** Short problem **
All material below is to be reproduced exactly.

==================================================

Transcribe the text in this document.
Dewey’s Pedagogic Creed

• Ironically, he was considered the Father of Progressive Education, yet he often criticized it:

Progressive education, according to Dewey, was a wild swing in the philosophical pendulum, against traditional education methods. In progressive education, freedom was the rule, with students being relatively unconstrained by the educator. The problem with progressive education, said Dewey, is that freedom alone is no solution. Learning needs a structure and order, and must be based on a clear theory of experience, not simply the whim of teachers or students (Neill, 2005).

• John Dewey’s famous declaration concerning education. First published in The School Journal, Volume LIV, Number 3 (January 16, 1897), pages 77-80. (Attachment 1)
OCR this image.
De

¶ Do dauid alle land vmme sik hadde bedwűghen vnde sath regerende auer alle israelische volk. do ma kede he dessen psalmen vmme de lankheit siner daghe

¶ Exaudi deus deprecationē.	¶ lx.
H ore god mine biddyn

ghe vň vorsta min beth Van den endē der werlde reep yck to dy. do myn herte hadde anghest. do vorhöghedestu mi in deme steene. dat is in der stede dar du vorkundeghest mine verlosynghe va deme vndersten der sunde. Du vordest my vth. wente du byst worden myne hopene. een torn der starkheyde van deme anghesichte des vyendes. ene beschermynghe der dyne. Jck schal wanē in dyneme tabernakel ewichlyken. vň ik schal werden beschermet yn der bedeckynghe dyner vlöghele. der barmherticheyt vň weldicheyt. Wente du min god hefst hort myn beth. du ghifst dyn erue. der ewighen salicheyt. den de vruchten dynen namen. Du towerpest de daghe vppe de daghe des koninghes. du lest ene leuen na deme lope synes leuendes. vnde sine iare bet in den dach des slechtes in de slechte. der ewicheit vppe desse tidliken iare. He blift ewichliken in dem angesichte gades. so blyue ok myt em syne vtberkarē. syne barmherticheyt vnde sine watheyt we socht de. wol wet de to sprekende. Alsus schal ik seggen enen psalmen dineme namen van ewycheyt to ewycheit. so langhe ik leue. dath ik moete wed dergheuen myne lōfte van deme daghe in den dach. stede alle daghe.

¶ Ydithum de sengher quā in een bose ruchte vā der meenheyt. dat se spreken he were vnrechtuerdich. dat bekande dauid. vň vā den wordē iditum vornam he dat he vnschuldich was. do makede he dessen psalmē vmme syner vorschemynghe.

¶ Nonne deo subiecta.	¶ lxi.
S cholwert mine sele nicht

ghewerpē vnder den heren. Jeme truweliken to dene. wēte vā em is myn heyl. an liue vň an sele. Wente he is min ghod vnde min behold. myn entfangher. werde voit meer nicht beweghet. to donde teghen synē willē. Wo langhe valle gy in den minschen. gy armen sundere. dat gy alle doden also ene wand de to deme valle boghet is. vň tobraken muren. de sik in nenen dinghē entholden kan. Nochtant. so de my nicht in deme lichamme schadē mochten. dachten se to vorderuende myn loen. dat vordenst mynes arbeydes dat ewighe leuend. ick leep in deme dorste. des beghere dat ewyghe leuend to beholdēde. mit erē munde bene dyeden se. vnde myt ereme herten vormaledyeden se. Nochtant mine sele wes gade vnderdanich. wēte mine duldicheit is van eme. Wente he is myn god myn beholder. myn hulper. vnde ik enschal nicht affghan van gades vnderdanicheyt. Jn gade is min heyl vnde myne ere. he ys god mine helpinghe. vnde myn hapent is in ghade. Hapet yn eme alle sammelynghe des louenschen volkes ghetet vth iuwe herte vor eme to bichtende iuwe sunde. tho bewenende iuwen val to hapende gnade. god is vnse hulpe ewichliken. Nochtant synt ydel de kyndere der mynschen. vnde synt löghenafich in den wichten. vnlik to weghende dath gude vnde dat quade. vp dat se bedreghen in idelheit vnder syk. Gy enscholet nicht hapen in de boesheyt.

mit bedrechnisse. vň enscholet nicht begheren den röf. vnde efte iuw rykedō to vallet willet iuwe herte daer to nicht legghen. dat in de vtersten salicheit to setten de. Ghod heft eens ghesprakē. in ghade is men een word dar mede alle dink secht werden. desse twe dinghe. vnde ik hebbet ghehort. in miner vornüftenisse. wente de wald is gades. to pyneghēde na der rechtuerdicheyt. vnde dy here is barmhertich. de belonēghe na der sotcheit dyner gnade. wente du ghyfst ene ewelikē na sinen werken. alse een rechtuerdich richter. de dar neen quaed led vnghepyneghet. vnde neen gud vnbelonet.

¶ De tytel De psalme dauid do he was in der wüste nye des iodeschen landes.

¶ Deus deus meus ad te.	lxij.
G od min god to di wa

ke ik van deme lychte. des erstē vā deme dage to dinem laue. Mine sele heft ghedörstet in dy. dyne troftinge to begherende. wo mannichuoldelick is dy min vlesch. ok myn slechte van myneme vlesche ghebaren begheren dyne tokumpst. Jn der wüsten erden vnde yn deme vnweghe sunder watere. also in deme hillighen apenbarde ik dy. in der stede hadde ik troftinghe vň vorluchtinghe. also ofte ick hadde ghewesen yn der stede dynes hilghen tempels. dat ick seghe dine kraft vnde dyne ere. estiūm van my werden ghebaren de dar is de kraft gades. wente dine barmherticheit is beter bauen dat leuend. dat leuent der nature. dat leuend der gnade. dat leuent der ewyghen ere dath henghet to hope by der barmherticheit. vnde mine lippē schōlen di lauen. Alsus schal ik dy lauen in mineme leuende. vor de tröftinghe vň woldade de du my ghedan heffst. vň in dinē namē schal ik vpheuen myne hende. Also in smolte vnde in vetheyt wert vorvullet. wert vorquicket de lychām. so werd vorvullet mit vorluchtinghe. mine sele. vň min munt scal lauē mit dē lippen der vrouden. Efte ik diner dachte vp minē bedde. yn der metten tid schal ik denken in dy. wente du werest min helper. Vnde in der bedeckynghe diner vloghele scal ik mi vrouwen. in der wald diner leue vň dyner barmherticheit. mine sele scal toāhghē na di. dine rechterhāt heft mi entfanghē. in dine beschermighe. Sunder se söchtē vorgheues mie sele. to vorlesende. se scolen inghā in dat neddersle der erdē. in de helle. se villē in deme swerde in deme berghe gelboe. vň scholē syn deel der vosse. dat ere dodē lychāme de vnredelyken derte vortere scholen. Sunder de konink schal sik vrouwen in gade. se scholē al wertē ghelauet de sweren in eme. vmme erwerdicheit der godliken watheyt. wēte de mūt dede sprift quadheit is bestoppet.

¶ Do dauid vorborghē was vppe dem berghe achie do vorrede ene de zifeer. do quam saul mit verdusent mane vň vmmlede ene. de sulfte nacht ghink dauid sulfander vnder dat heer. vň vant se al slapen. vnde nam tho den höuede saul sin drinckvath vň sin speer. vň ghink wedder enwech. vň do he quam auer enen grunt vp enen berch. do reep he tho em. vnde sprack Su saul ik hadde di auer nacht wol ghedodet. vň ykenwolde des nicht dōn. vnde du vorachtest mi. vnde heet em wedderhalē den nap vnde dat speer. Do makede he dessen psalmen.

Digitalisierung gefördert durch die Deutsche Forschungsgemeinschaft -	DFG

==================================================

** Exercise solution **
Transcribe the text in this document.
Dewey’s Pedagogic Creed

• Ironically, he was considered the Father of Progressive Education, yet he often criticized it:

Progressive education, according to Dewey, was a wild swing in the philosophical pendulum, against traditional education methods. In progressive education, freedom was the rule, with students being relatively unconstrained by the educator. The problem with progressive education, said Dewey, is that freedom alone is no solution. Learning needs a structure and order, and must be based on a clear theory of experience, not simply the whim of teachers or students (Neill, 2005).

• John Dewey’s famous declaration concerning education. First published in The School Journal, Volume LIV, Number 3 (January 16, 1897), pages 77-80. (Attachment 1)
OCR this image.
De

¶ Do dauid alle land vmme sik hadde bedwűghen vnde sath regerende auer alle israelische volk. do ma kede he dessen psalmen vmme de lankheit siner daghe

¶ Exaudi deus deprecationē.	¶ lx.
H ore god mine biddyn

ghe vň vorsta min beth Van den endē der werlde reep yck to dy. do myn herte hadde anghest. do vorhöghedestu mi in deme steene. dat is in der stede dar du vorkundeghest mine verlosynghe va deme vndersten der sunde. Du vordest my vth. wente du byst worden myne hopene. een torn der starkheyde van deme anghesichte des vyendes. ene beschermynghe der dyne. Jck schal wanē in dyneme tabernakel ewichlyken. vň ik schal werden beschermet yn der bedeckynghe dyner vlöghele. der barmherticheyt vň weldicheyt. Wente du min god hefst hort myn beth. du ghifst dyn erue. der ewighen salicheyt. den de vruchten dynen namen. Du towerpest de daghe vppe de daghe des koninghes. du lest ene leuen na deme lope synes leuendes. vnde sine iare bet in den dach des slechtes in de slechte. der ewicheit vppe desse tidliken iare. He blift ewichliken in dem angesichte gades. so blyue ok myt em syne vtberkarē. syne barmherticheyt vnde sine watheyt we socht de. wol wet de to sprekende. Alsus schal ik seggen enen psalmen dineme namen van ewycheyt to ewycheit. so langhe ik leue. dath ik moete wed dergheuen myne lōfte van deme daghe in den dach. stede alle daghe.

¶ Ydithum de sengher quā in een bose ruchte vā der meenheyt. dat se spreken he were vnrechtuerdich. dat bekande dauid. vň vā den wordē iditum vornam he dat he vnschuldich was. do makede he dessen psalmē vmme syner vorschemynghe.

¶ Nonne deo subiecta.	¶ lxi.
S cholwert mine sele nicht

ghewerpē vnder den heren. Jeme truweliken to dene. wēte vā em is myn heyl. an liue vň an sele. Wente he is min ghod vnde min behold. myn entfangher. werde voit meer nicht beweghet. to donde teghen synē willē. Wo langhe valle gy in den minschen. gy armen sundere. dat gy alle doden also ene wand de to deme valle boghet is. vň tobraken muren. de sik in nenen dinghē entholden kan. Nochtant. so de my nicht in deme lichamme schadē mochten. dachten se to vorderuende myn loen. dat vordenst mynes arbeydes dat ewighe leuend. ick leep in deme dorste. des beghere dat ewyghe leuend to beholdēde. mit erē munde bene dyeden se. vnde myt ereme herten vormaledyeden se. Nochtant mine sele wes gade vnderdanich. wēte mine duldicheit is van eme. Wente he is myn god myn beholder. myn hulper. vnde ik enschal nicht affghan van gades vnderdanicheyt. Jn gade is min heyl vnde myne ere. he ys god mine helpinghe. vnde myn hapent is in ghade. Hapet yn eme alle sammelynghe des louenschen volkes ghetet vth iuwe herte vor eme to bichtende iuwe sunde. tho bewenende iuwen val to hapende gnade. god is vnse hulpe ewichliken. Nochtant synt ydel de kyndere der mynschen. vnde synt löghenafich in den wichten. vnlik to weghende dath gude vnde dat quade. vp dat se bedreghen in idelheit vnder syk. Gy enscholet nicht hapen in de boesheyt.

mit bedrechnisse. vň enscholet nicht begheren den röf. vnde efte iuw rykedō to vallet willet iuwe herte daer to nicht legghen. dat in de vtersten salicheit to setten de. Ghod heft eens ghesprakē. in ghade is men een word dar mede alle dink secht werden. desse twe dinghe. vnde ik hebbet ghehort. in miner vornüftenisse. wente de wald is gades. to pyneghēde na der rechtuerdicheyt. vnde dy here is barmhertich. de belonēghe na der sotcheit dyner gnade. wente du ghyfst ene ewelikē na sinen werken. alse een rechtuerdich richter. de dar neen quaed led vnghepyneghet. vnde neen gud vnbelonet.

¶ De tytel De psalme dauid do he was in der wüste nye des iodeschen landes.

¶ Deus deus meus ad te.	lxij.
G od min god to di wa

ke ik van deme lychte. des erstē vā deme dage to dinem laue. Mine sele heft ghedörstet in dy. dyne troftinge to begherende. wo mannichuoldelick is dy min vlesch. ok myn slechte van myneme vlesche ghebaren begheren dyne tokumpst. Jn der wüsten erden vnde yn deme vnweghe sunder watere. also in deme hillighen apenbarde ik dy. in der stede hadde ik troftinghe vň vorluchtinghe. also ofte ick hadde ghewesen yn der stede dynes hilghen tempels. dat ick seghe dine kraft vnde dyne ere. estiūm van my werden ghebaren de dar is de kraft gades. wente dine barmherticheit is beter bauen dat leuend. dat leuent der nature. dat leuend der gnade. dat leuent der ewyghen ere dath henghet to hope by der barmherticheit. vnde mine lippē schōlen di lauen. Alsus schal ik dy lauen in mineme leuende. vor de tröftinghe vň woldade de du my ghedan heffst. vň in dinē namē schal ik vpheuen myne hende. Also in smolte vnde in vetheyt wert vorvullet. wert vorquicket de lychām. so werd vorvullet mit vorluchtinghe. mine sele. vň min munt scal lauē mit dē lippen der vrouden. Efte ik diner dachte vp minē bedde. yn der metten tid schal ik denken in dy. wente du werest min helper. Vnde in der bedeckynghe diner vloghele scal ik mi vrouwen. in der wald diner leue vň dyner barmherticheit. mine sele scal toāhghē na di. dine rechterhāt heft mi entfanghē. in dine beschermighe. Sunder se söchtē vorgheues mie sele. to vorlesende. se scolen inghā in dat neddersle der erdē. in de helle. se villē in deme swerde in deme berghe gelboe. vň scholē syn deel der vosse. dat ere dodē lychāme de vnredelyken derte vortere scholen. Sunder de konink schal sik vrouwen in gade. se scholē al wertē ghelauet de sweren in eme. vmme erwerdicheit der godliken watheyt. wēte de mūt dede sprift quadheit is bestoppet.

¶ Do dauid vorborghē was vppe dem berghe achie do vorrede ene de zifeer. do quam saul mit verdusent mane vň vmmlede ene. de sulfte nacht ghink dauid sulfander vnder dat heer. vň vant se al slapen. vnde nam tho den höuede saul sin drinckvath vň sin speer. vň ghink wedder enwech. vň do he quam auer enen grunt vp enen berch. do reep he tho em. vnde sprack Su saul ik hadde di auer nacht wol ghedodet. vň ykenwolde des nicht dōn. vnde du vorachtest mi. vnde heet em wedderhalē den nap vnde dat speer. Do makede he dessen psalmen.

Digitalisierung gefördert durch die Deutsche Forschungsgemeinschaft -	DFG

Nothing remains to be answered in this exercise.